Given text >>
-------
Once you have a sampling method, a natural question arises: if I took a different sample, would I get a different statistic? Almost certainly yes. The sampling distribution is the distribution of a statistic (like the sample mean) across all possible samples of the same size.
Imagine drawing 1,000 different samples of 30 people and computing the mean height of each. Those 1,000 means form a distribution. Some will be a bit above the true population mean, some a bit below, and most will cluster around the true value.
The standard deviation of this sampling distribution is called the standard error:

\[SE = \frac{\sigma}{\sqrt{n}}\]

Notice that the standard error shrinks as \(n\) grows. Larger samples give more precise estimates. Quadrupling the sample size halves the standard error.
The most important result in statistics is the Central Limit Theorem (CLT). It says: no matter what the shape of the original population, the distribution of sample means approaches a normal distribution as the sample size increases.

CLT: a skewed population produces normally distributed sample means

More precisely, if \(X_1, X_2, \ldots, X_n\) are independent observations from any distribution with mean \(\mu\) and finite variance \(\sigma^2\), then as \(n\) grows:

\[\bar{X} \approx \text{Normal}\!\left(\mu, \frac{\sigma^2}{n}\right)\]

The CLT is what makes most of inferential statistics work. It lets us use the normal distribution as an approximation even when the underlying data is not normal, as long as the sample is large enough.
-------
Exercise instructions >>
1 > Copy the portion of the passage on sampling distributions starting with "Once you have" and going on through "the standard error.".
2 > List each term that the passage on sampling distributions names and then defines or states in words, one per line.

Source excerpt >>
-------
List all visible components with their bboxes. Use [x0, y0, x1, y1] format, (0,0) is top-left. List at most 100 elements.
-------
Results of the exercise >>
1 >
Once you have a sampling method, a natural question arises: if I took a different sample, would I get a different statistic? Almost certainly yes. The sampling distribution is the distribution of a statistic (like the sample mean) across all possible samples of the same size.
Imagine drawing 1,000 different samples of 30 people and computing the mean height of each. Those 1,000 means form a distribution. Some will be a bit above the true population mean, some a bit below, and most will cluster around the true value.
The standard deviation of this sampling distribution is called the standard error:

\[SE = \frac{\sigma}{\sqrt{n}}\]

Notice that the standard error shrinks as \(n\) grows. Larger samples give more precise estimates. Quadrupling the sample size halves the standard error.

2 >
Sampling distribution
Standard error
Central Limit Theorem (CLT)